• SUPPLIED MATERIAL
========================================

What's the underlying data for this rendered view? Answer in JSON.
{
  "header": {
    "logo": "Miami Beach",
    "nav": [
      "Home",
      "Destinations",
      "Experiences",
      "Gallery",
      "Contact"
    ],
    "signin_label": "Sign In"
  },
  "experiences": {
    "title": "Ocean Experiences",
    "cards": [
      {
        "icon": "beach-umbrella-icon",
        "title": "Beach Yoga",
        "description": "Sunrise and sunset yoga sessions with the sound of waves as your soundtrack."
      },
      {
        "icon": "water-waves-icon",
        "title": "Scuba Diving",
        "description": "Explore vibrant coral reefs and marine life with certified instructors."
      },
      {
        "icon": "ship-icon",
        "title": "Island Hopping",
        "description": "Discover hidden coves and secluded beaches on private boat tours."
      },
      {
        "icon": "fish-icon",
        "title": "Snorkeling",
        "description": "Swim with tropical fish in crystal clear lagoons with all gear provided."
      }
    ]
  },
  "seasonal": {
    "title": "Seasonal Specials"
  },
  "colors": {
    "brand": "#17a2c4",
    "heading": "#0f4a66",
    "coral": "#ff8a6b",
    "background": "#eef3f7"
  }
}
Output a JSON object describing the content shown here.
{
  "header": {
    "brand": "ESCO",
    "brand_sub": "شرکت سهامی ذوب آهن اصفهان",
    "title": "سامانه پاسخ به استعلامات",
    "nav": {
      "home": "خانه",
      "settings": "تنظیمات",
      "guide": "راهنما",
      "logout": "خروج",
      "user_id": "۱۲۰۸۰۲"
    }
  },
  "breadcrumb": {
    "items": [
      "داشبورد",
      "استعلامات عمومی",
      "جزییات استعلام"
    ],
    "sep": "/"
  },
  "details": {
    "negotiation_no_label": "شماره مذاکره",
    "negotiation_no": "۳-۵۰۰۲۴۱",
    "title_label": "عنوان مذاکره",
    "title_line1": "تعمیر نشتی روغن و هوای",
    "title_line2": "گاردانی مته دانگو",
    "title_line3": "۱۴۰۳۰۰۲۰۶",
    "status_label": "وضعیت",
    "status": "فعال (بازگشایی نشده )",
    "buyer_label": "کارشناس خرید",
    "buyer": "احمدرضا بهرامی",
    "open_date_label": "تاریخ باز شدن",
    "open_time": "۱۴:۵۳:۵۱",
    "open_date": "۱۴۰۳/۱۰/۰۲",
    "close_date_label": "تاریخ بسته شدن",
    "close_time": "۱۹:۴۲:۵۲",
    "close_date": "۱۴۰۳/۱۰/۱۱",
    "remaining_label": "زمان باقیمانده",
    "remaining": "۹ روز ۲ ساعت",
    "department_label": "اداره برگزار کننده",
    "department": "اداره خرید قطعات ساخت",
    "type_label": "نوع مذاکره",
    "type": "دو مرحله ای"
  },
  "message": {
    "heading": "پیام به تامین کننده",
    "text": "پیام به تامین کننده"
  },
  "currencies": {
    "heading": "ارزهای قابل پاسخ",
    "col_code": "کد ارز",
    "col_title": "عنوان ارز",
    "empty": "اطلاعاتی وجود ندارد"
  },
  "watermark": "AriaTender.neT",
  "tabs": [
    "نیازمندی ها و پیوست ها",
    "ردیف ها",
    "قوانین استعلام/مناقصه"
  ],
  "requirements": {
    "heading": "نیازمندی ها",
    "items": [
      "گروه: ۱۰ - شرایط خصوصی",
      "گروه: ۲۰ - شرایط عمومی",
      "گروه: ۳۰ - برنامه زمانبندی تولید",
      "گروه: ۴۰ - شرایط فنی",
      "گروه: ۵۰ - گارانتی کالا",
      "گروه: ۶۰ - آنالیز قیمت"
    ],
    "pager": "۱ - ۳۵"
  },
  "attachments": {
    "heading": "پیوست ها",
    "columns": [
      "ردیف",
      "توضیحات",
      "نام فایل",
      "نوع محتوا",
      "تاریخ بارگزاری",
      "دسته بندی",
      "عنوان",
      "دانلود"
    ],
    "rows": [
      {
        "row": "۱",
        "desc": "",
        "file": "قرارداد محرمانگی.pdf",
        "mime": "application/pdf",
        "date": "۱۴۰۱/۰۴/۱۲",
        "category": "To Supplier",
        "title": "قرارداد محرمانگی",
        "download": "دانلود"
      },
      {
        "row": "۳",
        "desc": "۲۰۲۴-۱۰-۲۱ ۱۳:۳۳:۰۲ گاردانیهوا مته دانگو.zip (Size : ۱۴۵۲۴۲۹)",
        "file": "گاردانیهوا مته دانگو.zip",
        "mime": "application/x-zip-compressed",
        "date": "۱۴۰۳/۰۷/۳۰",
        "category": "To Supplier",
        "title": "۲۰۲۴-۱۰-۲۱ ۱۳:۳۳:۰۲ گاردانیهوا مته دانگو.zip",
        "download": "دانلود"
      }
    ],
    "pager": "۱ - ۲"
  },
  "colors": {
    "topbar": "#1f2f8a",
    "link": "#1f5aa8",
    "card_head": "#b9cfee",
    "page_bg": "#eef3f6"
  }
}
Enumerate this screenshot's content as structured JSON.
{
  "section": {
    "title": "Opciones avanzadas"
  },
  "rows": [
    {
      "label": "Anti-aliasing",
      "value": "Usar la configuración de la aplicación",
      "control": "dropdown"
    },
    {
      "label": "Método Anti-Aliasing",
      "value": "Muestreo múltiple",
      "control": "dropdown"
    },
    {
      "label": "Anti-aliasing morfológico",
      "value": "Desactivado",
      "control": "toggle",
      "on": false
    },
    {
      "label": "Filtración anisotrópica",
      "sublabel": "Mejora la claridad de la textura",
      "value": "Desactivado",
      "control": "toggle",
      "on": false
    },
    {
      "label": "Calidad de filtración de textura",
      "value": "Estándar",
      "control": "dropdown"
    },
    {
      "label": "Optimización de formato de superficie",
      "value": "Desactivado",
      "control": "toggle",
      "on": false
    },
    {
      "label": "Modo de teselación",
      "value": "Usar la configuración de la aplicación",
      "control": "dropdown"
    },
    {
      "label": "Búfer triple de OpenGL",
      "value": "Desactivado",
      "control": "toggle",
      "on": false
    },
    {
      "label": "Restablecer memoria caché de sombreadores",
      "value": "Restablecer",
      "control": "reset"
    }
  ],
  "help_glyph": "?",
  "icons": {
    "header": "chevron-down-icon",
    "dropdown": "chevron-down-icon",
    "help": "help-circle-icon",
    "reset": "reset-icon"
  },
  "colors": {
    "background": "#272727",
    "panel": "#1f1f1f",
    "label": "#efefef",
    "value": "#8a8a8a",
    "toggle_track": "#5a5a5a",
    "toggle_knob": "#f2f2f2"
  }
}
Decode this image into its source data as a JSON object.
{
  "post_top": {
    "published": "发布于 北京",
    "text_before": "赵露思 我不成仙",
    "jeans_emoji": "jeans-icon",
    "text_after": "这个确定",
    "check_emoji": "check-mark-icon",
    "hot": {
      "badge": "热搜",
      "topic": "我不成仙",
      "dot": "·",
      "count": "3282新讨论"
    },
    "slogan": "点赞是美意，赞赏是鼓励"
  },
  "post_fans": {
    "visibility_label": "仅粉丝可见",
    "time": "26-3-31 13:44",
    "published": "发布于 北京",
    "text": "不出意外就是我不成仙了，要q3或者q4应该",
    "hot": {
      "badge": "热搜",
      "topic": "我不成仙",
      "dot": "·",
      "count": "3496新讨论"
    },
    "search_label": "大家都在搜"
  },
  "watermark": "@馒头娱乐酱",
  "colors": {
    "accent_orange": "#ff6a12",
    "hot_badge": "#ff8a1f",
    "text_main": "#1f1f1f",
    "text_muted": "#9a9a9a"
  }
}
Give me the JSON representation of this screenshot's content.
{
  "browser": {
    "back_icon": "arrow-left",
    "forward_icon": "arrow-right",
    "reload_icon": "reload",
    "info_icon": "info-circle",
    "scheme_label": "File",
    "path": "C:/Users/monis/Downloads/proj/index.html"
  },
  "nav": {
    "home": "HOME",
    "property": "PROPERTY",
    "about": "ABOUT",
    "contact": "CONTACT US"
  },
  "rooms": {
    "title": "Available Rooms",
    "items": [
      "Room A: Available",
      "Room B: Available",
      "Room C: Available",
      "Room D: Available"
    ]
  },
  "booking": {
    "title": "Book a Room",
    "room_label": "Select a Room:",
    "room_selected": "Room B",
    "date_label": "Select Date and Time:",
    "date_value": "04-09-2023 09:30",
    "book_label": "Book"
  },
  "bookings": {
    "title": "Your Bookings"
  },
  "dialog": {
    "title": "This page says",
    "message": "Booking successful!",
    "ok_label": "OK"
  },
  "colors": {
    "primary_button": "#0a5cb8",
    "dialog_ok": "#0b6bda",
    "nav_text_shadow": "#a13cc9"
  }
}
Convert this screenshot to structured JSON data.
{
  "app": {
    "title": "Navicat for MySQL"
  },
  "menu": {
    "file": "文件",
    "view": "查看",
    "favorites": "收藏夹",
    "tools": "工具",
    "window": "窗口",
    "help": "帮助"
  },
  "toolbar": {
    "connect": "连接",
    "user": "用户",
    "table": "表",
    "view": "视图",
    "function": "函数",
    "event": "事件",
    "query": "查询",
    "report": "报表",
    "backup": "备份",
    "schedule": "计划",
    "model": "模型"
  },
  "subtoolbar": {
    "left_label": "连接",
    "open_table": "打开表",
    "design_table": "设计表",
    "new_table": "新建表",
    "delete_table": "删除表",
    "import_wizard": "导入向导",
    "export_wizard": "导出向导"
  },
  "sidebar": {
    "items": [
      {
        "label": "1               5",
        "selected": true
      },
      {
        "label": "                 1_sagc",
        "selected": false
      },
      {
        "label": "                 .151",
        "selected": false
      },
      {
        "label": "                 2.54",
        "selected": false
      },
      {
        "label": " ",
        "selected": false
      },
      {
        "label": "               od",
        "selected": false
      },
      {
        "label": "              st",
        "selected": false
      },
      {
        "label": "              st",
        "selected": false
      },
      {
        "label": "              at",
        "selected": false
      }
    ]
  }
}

========================================

• THE TASK
Select and copy every line of the listing with the word "view".

• RESPONSE TO THIS TASK
What's the underlying data for this rendered view? Answer in JSON.
    "view": "查看",
    "view": "视图",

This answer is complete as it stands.